:: TEXT PROVIDED ::

Wednesday, October 13, 2004 C.E

you put a gun in my hands and you hide from my eyes

I think this is the only way to get it all out.

How does a person just DO something? Spur of the moment? but then, wouldn't your conscience come in at some point too? wouldn't you stop after taking a moments thought and realizing there was going to be an aftershock from this?

Does anyone do that anymore?

I'm so tired. Good day, bad day, Bitter-angry day, Happy day... thats why I'm tired. my mood has changed so much it's exhausted me. I'm tired. I want to sleep, but i know, in my head, I have homework... but I also know it won't get done. Early bird's came out today... im screwed. I'm going to fail a class, not graduate, stay ANOTHER FUCKING YEAR IN A PLACE I CAN'T STAND TO BE IN ANYMORE, not go to where i want to go-
oh yeah. I'm not going to York next monday anymore, Like I thought I was. Mom changed her mind. Love you too, mom.-
and fail at life. well, that's what it feels like. so little time. all i want to do is... all i want to say, feel.... think about... im too tired to handle this. someone please make a pill that will solve this. I mean, everything else comes in a pill, why can't a solution for a fucked up life be put in one too? why can't i have my old family back, a real mom and dad and brother set up without all of this bullshit by taking just one pill a day? why can't I feel safe within my own body with the help of a pill? why can't I have the perfect life in a pill? oh, you mean, those are just supplements? Diet pills? Anti-depressants? anti anti anti i need an anti-LIFE pill right now. Anti-Josh pill. Anti-Mom pill. Anti-Gord pill. Anti-School pill.

:::
:: SUPPLIED RECORDS ::

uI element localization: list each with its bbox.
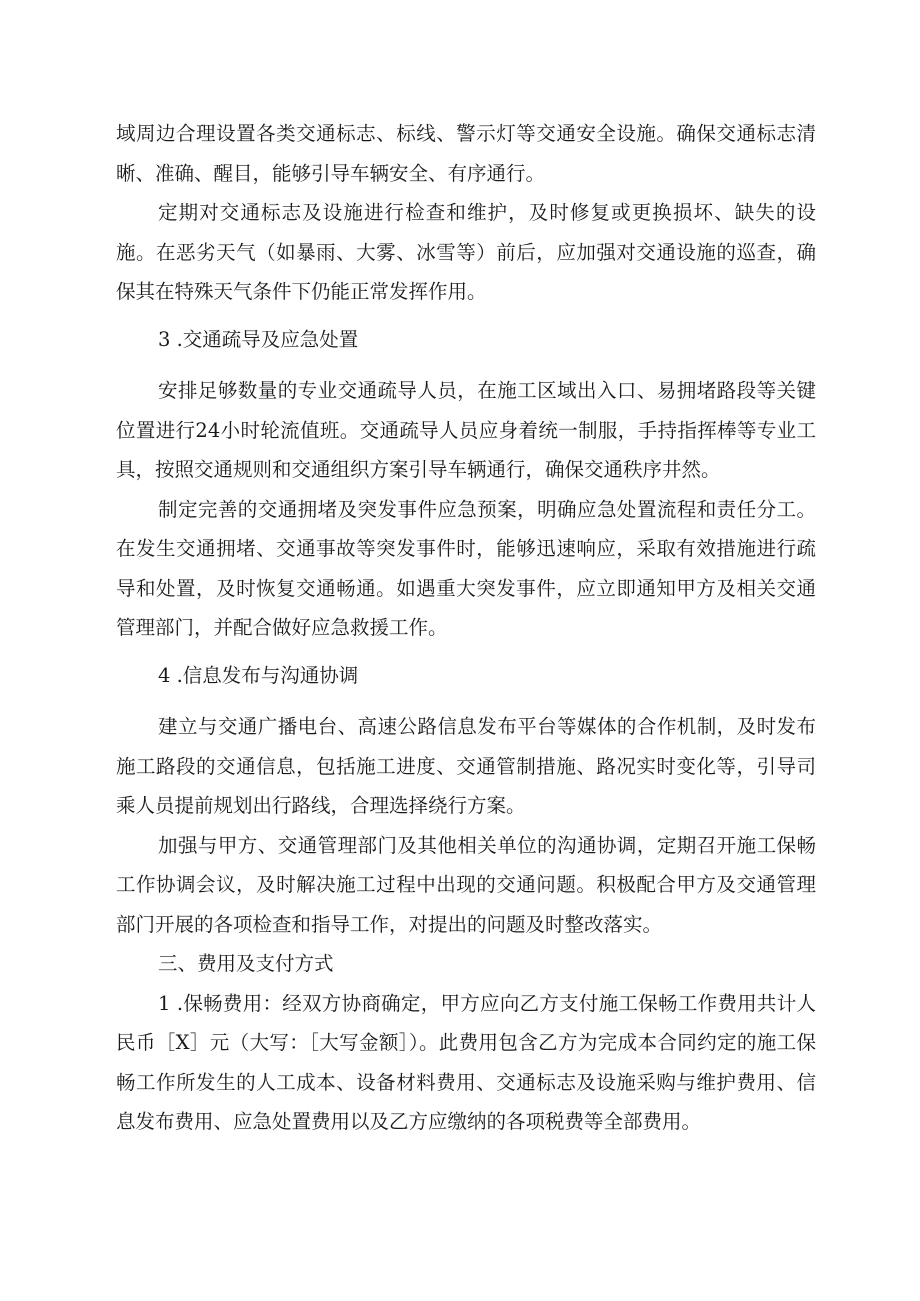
paragraph-emergency-plan: 制定完善的交通拥堵及突发事件应急预案，明确应急处置流程和责任分工。在发生交通拥堵、交通事故等突发事件时，能够迅速响应，采取有效措施进行疏导和处置，及时恢复交通畅通。如遇重大突发事件，应立即通知甲方及相关交通管理部门，并配合做好应急救援工作。 xyxy=(116,497,816,639)
document-body xyxy=(116,114,816,1142)
paragraph-media-cooperation: 建立与交通广播电台、高速公路信息发布平台等媒体的合作机制，及时发布施工路段的交通信息，包括施工进度、交通管制措施、路况实时变化等，引导司乘人员提前规划出行路线，合理选择绕行方案。 xyxy=(116,715,816,817)
paragraph-coordination: 加强与甲方、交通管理部门及其他相关单位的沟通协调，定期召开施工保畅工作协调会议，及时解决施工过程中出现的交通问题。积极配合甲方及交通管理部门开展的各项检查和指导工作，对提出的问题及时整改落实。 xyxy=(116,833,816,936)
heading-information-release: 4 .信息发布与沟通协调 xyxy=(158,663,359,687)
heading-fees-payment: 三、费用及支付方式 xyxy=(158,952,334,975)
paragraph-traffic-signs: 域周边合理设置各类交通标志、标线、警示灯等交通安全设施。确保交通标志清晰、准确、醒目，能够引导车辆安全、有序通行。 xyxy=(116,122,816,185)
heading-traffic-guidance: 3 .交通疏导及应急处置 xyxy=(158,327,359,351)
paragraph-guidance-staff: 安排足够数量的专业交通疏导人员，在施工区域出入口、易拥堵路段等关键位置进行24小时轮流值班。交通疏导人员应身着统一制服，手持指挥棒等专业工具，按照交通规则和交通组织方案引导车辆通行，确保交通秩序井然。 xyxy=(116,379,816,481)
paragraph-fees: 1 .保畅费用：经双方协商确定，甲方应向乙方支付施工保畅工作费用共计人民币［X］元（大写：［大写金额］）。此费用包含乙方为完成本合同约定的施工保畅工作所发生的人工成本、设备材料费用、交通标志及设施采购与维护费用、信息发布费用、应急处置费用以及乙方应缴纳的各项税费等全部费用。 xyxy=(116,991,816,1133)
paragraph-facility-maintenance: 定期对交通标志及设施进行检查和维护，及时修复或更换损坏、缺失的设施。在恶劣天气（如暴雨、大雾、冰雪等）前后，应加强对交通设施的巡查，确保其在特殊天气条件下仍能正常发挥作用。 xyxy=(116,201,816,303)
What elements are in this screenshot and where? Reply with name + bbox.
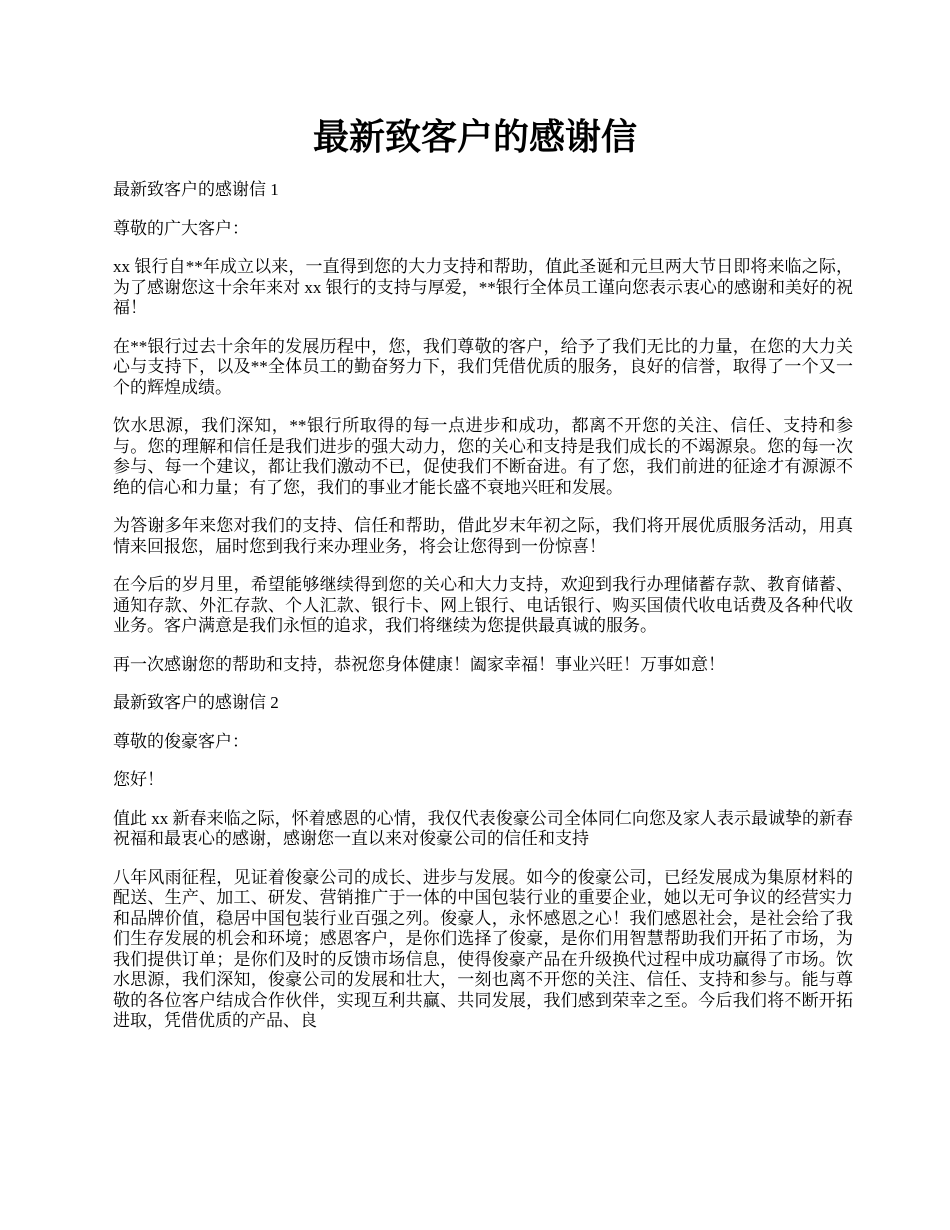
document-body [113, 180, 853, 1050]
paragraph: 再一次感谢您的帮助和支持，恭祝您身体健康！阖家幸福！事业兴旺！万事如意！ [113, 654, 725, 674]
salutation-1: 尊敬的广大客户： [113, 218, 249, 238]
document-title: 最新致客户的感谢信 [312, 117, 637, 157]
paragraph: 为答谢多年来您对我们的支持、信任和帮助，借此岁末年初之际，我们将开展优质服务活动，用真情来回报您，届时您到我行来办理业务，将会让您得到一份惊喜！ [113, 516, 853, 556]
section-heading-2: 最新致客户的感谢信 2 [113, 693, 279, 712]
salutation-2: 尊敬的俊豪客户： [113, 731, 249, 751]
paragraph: 在**银行过去十余年的发展历程中，您，我们尊敬的客户，给予了我们无比的力量，在您的大力关心与支持下，以及**全体员工的勤奋努力下，我们凭借优质的服务，良好的信誉，取得了一个又一个的辉煌成绩。 [113, 336, 853, 397]
section-heading-1: 最新致客户的感谢信 1 [113, 180, 279, 199]
paragraph: 在今后的岁月里，希望能够继续得到您的关心和大力支持，欢迎到我行办理储蓄存款、教育储蓄、通知存款、外汇存款、个人汇款、银行卡、网上银行、电话银行、购买国债代收电话费及各种代收业务。客户满意是我们永恒的追求，我们将继续为您提供最真诚的服务。 [113, 575, 853, 635]
greeting: 您好！ [113, 770, 164, 789]
paragraph: 值此 xx 新春来临之际，怀着感恩的心情，我仅代表俊豪公司全体同仁向您及家人表示最诚挚的新春祝福和最衷心的感谢，感谢您一直以来对俊豪公司的信任和支持 [113, 808, 853, 848]
paragraph: 八年风雨征程，见证着俊豪公司的成长、进步与发展。如今的俊豪公司，已经发展成为集原材料的配送、生产、加工、研发、营销推广于一体的中国包装行业的重要企业，她以无可争议的经营实力和品牌价值，稳居中国包装行业百强之列。俊豪人，永怀感恩之心！我们感恩社会，是社会给了我们生存发展的机会和环境；感恩客户，是你们选择了俊豪，是你们用智慧帮助我们开拓了市场，为我们提供订单；是你们及时的反馈市场信息，使得俊豪产品在升级换代过程中成功赢得了市场。饮水思源，我们深知，俊豪公司的发展和壮大，一刻也离不开您的关注、信任、支持和参与。能与尊敬的各位客户结成合作伙伴，实现互利共赢、共同发展，我们感到荣幸之至。今后我们将不断开拓进取，凭借优质的产品、良 [113, 867, 853, 1030]
paragraph: 饮水思源，我们深知，**银行所取得的每一点进步和成功，都离不开您的关注、信任、支持和参与。您的理解和信任是我们进步的强大动力，您的关心和支持是我们成长的不竭源泉。您的每一次参与、每一个建议，都让我们激动不已，促使我们不断奋进。有了您，我们前进的征途才有源源不绝的信心和力量；有了您，我们的事业才能长盛不衰地兴旺和发展。 [113, 416, 853, 497]
paragraph: xx 银行自**年成立以来，一直得到您的大力支持和帮助，值此圣诞和元旦两大节日即将来临之际，为了感谢您这十余年来对 xx 银行的支持与厚爱，**银行全体员工谨向您表示衷心的感谢和美好的祝福！ [113, 257, 853, 317]
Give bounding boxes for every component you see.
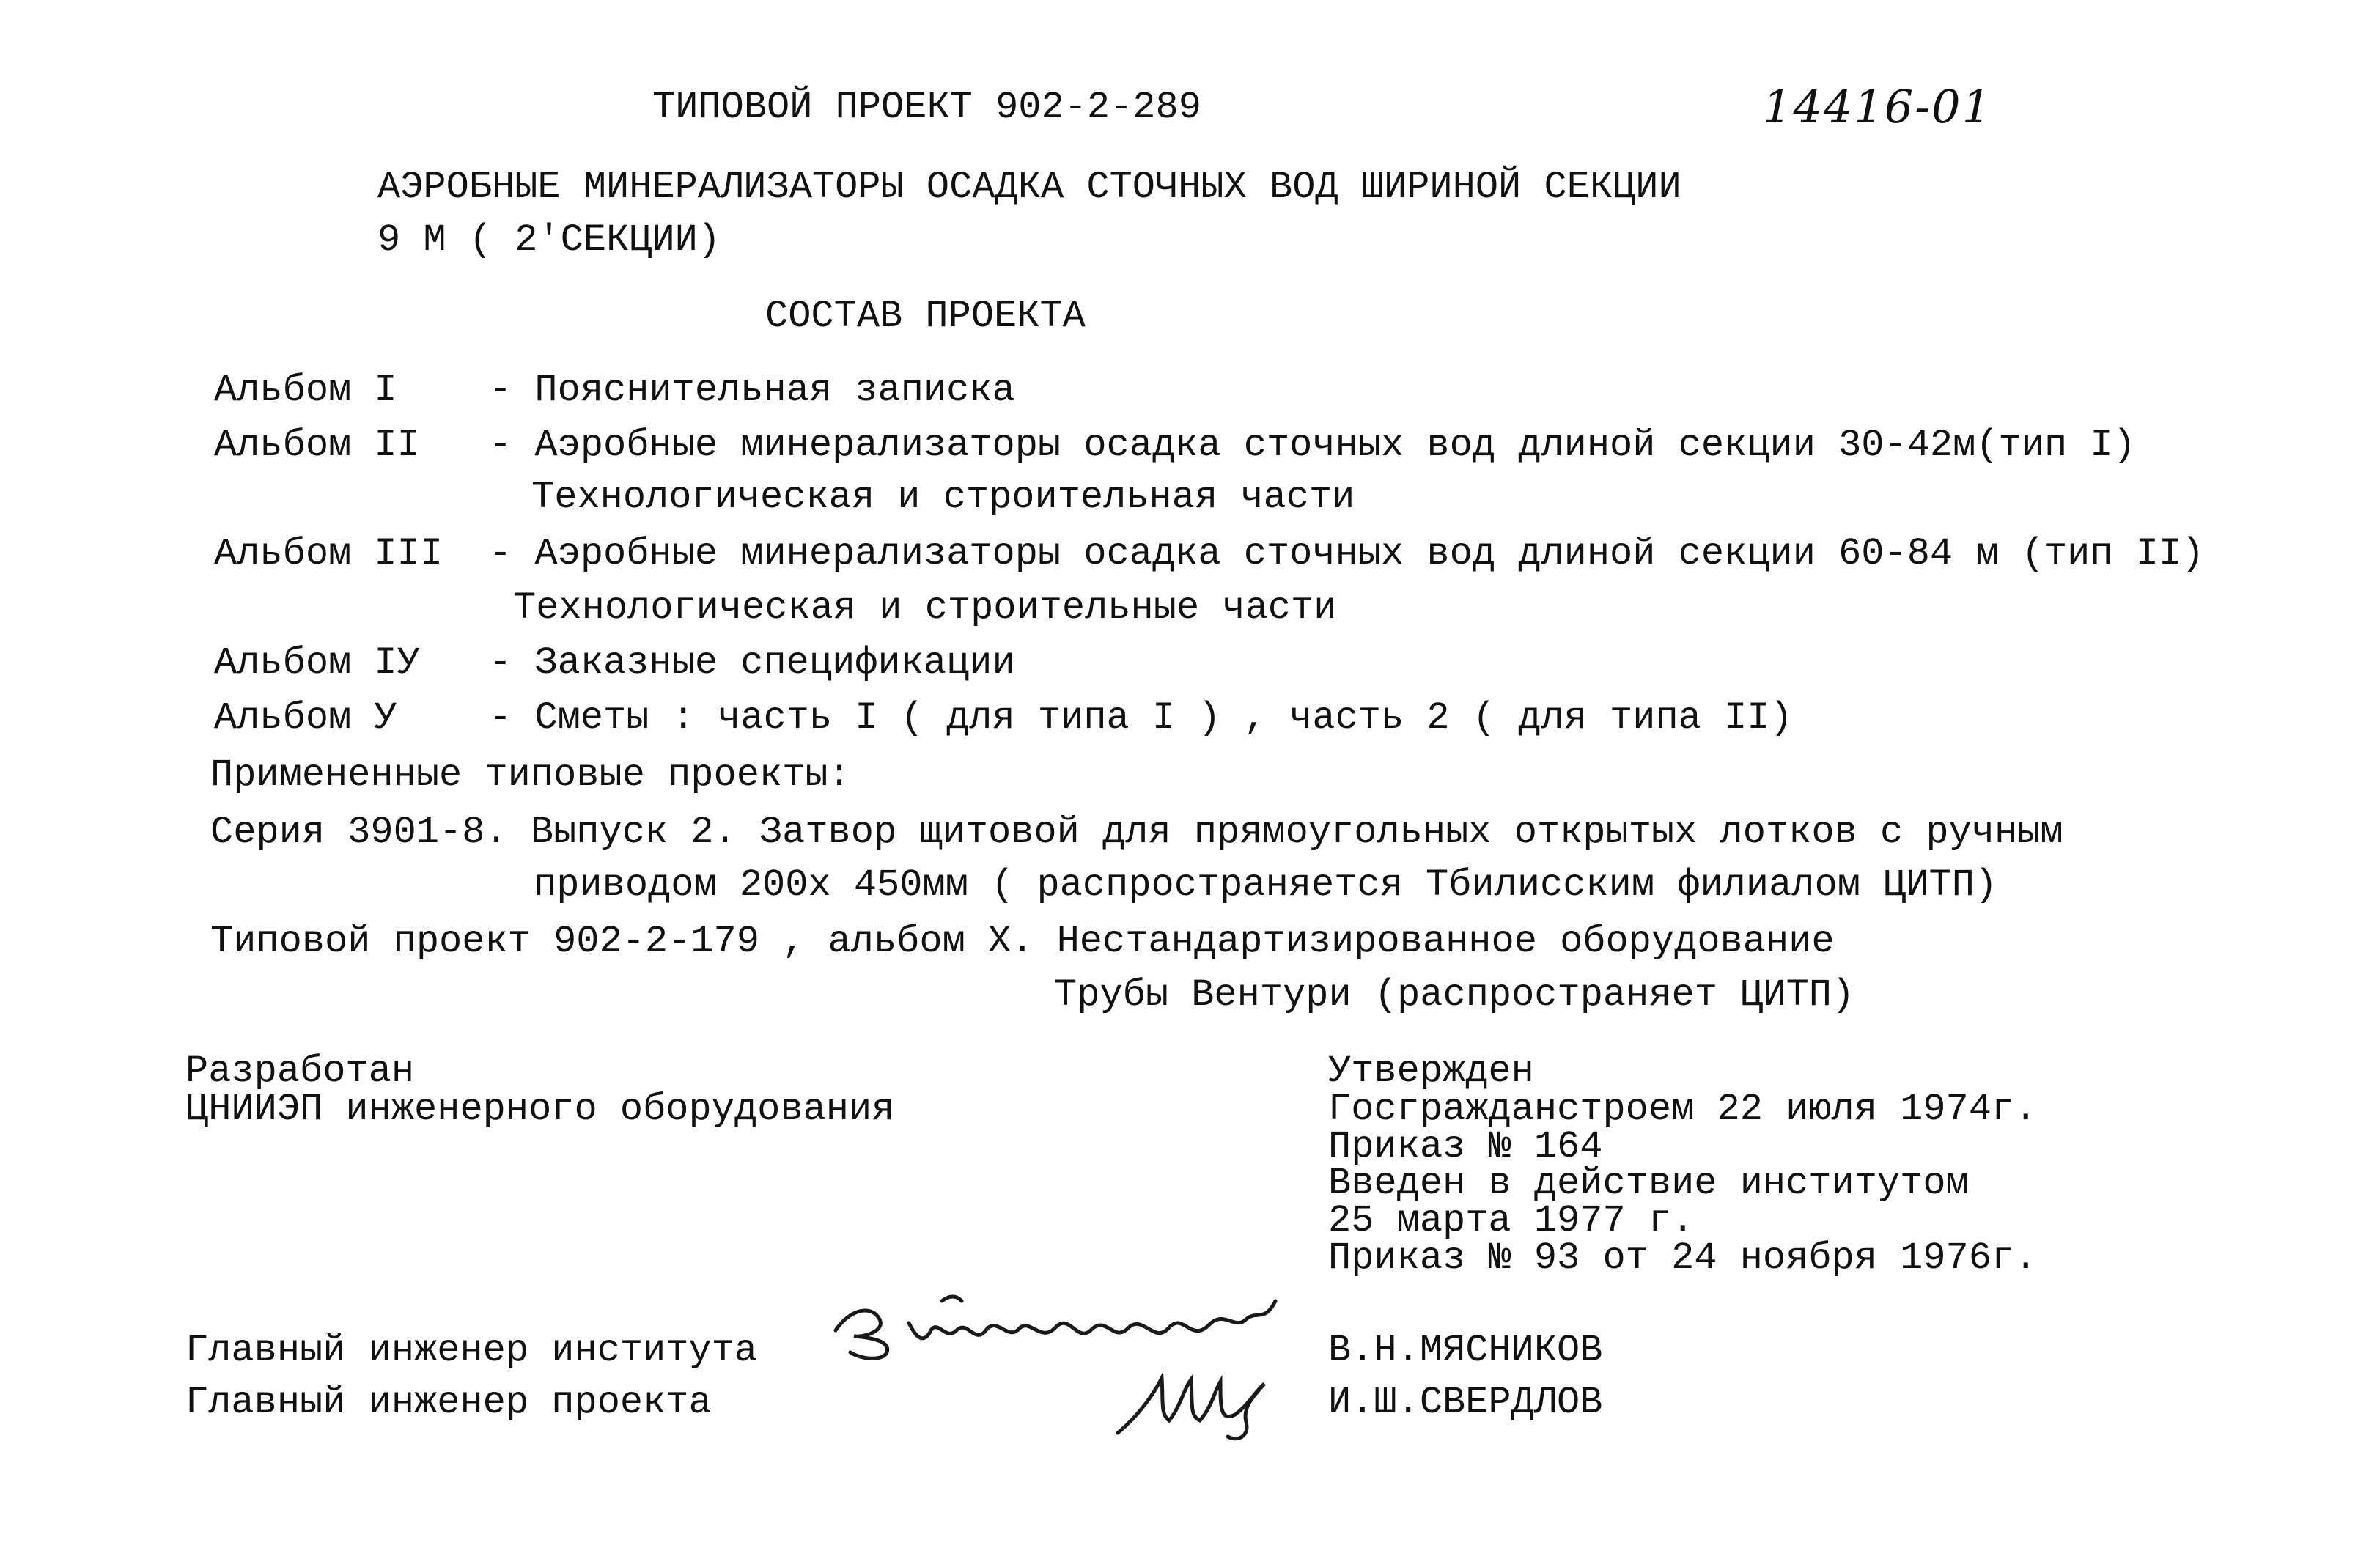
album-description: - Пояснительная записка bbox=[489, 369, 1015, 412]
approved-line: Приказ № 93 от 24 ноября 1976г. bbox=[1328, 1236, 2038, 1280]
composition-heading: СОСТАВ ПРОЕКТА bbox=[765, 295, 1086, 338]
applied-series-line2: приводом 200х 450мм ( распространяется Тбилисским филиалом ЦИТП) bbox=[534, 863, 1998, 907]
document-title: ТИПОВОЙ ПРОЕКТ 902-2-289 bbox=[652, 86, 1201, 129]
signature-name: В.Н.МЯСНИКОВ bbox=[1328, 1329, 1603, 1372]
approved-line: Госгражданстроем 22 июля 1974г. bbox=[1328, 1088, 2038, 1131]
subtitle-line1: АЭРОБНЫЕ МИНЕРАЛИЗАТОРЫ ОСАДКА СТОЧНЫХ ВОД ШИРИНОЙ СЕКЦИИ bbox=[377, 166, 1681, 209]
developed-organization: ЦНИИЭП инженерного оборудования bbox=[185, 1088, 895, 1131]
developed-label: Разработан bbox=[185, 1050, 415, 1093]
album-name: Альбом IУ bbox=[214, 641, 420, 685]
subtitle-line2: 9 М ( 2'СЕКЦИИ) bbox=[377, 218, 721, 262]
applied-projects-heading: Примененные типовые проекты: bbox=[210, 753, 851, 797]
album-description: - Аэробные минерализаторы осадка сточных вод длиной секции 30-42м(тип I) bbox=[489, 424, 2136, 467]
document-code: 14416-01 bbox=[1763, 80, 1993, 133]
album-description: - Заказные спецификации bbox=[489, 641, 1015, 685]
approved-line: Введен в действие институтом bbox=[1328, 1162, 1969, 1205]
handwritten-signature bbox=[1110, 1363, 1279, 1444]
album-name: Альбом II bbox=[214, 424, 420, 467]
signature-name: И.Ш.СВЕРДЛОВ bbox=[1328, 1381, 1603, 1424]
signature-role: Главный инженер проекта bbox=[185, 1381, 712, 1424]
approved-line: 25 марта 1977 г. bbox=[1328, 1199, 1695, 1242]
approved-line: Приказ № 164 bbox=[1328, 1125, 1603, 1168]
album-description-continued: Технологическая и строительные части bbox=[513, 586, 1337, 630]
album-description-continued: Технологическая и строительная части bbox=[531, 476, 1355, 519]
handwritten-signature bbox=[821, 1279, 1290, 1367]
album-name: Альбом У bbox=[214, 696, 397, 740]
signature-role: Главный инженер института bbox=[185, 1329, 758, 1372]
album-description: - Аэробные минерализаторы осадка сточных вод длиной секции 60-84 м (тип II) bbox=[489, 532, 2205, 575]
album-name: Альбом III bbox=[214, 532, 443, 575]
applied-project-line1: Типовой проект 902-2-179 , альбом X. Нестандартизированное оборудование bbox=[210, 920, 1835, 963]
approved-label: Утвержден bbox=[1328, 1050, 1534, 1093]
applied-project-line2: Трубы Вентури (распространяет ЦИТП) bbox=[1054, 973, 1855, 1017]
album-name: Альбом I bbox=[214, 369, 397, 412]
applied-series-line1: Серия 3901-8. Выпуск 2. Затвор щитовой для прямоугольных открытых лотков с ручным bbox=[210, 811, 2063, 854]
album-description: - Сметы : часть I ( для типа I ) , часть 2 ( для типа II) bbox=[489, 696, 1793, 740]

:::

> [EXERCISE DETAILS]: Extract the passage of the journal entry between "How does a person" and "do that anymore?", inclusive, copying it word for word. The items above come from a source separate from the journal entry.

> [TASK SOLUTION]:
How does a person just DO something? Spur of the moment? but then, wouldn't your conscience come in at some point too? wouldn't you stop after taking a moments thought and realizing there was going to be an aftershock from this?

Does anyone do that anymore?